Would you restate all the data that follows, word for word?

(Stored records)

** Start **

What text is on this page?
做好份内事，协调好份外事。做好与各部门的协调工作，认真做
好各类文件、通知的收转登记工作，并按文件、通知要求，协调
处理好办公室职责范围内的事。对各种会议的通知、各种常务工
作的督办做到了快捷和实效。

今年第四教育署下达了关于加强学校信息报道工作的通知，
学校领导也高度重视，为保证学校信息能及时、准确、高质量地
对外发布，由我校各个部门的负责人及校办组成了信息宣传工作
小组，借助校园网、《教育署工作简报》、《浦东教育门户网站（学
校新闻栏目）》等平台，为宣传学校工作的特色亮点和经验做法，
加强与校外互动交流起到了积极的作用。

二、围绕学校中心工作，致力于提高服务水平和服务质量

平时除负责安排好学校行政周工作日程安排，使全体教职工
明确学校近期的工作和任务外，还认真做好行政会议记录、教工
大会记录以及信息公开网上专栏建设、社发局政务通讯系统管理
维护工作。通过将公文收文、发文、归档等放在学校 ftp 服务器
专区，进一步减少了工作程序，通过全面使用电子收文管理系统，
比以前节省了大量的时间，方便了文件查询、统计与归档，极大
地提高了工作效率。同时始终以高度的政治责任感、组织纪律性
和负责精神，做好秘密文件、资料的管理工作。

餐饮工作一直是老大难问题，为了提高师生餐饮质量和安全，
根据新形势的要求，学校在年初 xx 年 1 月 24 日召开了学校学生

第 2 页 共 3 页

** End **

> [SOLUTION TO THIS PROBLEM]
What text is on this page?
做好份内事，协调好份外事。做好与各部门的协调工作，认真做
好各类文件、通知的收转登记工作，并按文件、通知要求，协调
处理好办公室职责范围内的事。对各种会议的通知、各种常务工
作的督办做到了快捷和实效。

今年第四教育署下达了关于加强学校信息报道工作的通知，
学校领导也高度重视，为保证学校信息能及时、准确、高质量地
对外发布，由我校各个部门的负责人及校办组成了信息宣传工作
小组，借助校园网、《教育署工作简报》、《浦东教育门户网站（学
校新闻栏目）》等平台，为宣传学校工作的特色亮点和经验做法，
加强与校外互动交流起到了积极的作用。

二、围绕学校中心工作，致力于提高服务水平和服务质量

平时除负责安排好学校行政周工作日程安排，使全体教职工
明确学校近期的工作和任务外，还认真做好行政会议记录、教工
大会记录以及信息公开网上专栏建设、社发局政务通讯系统管理
维护工作。通过将公文收文、发文、归档等放在学校 ftp 服务器
专区，进一步减少了工作程序，通过全面使用电子收文管理系统，
比以前节省了大量的时间，方便了文件查询、统计与归档，极大
地提高了工作效率。同时始终以高度的政治责任感、组织纪律性
和负责精神，做好秘密文件、资料的管理工作。

餐饮工作一直是老大难问题，为了提高师生餐饮质量和安全，
根据新形势的要求，学校在年初 xx 年 1 月 24 日召开了学校学生

第 2 页 共 3 页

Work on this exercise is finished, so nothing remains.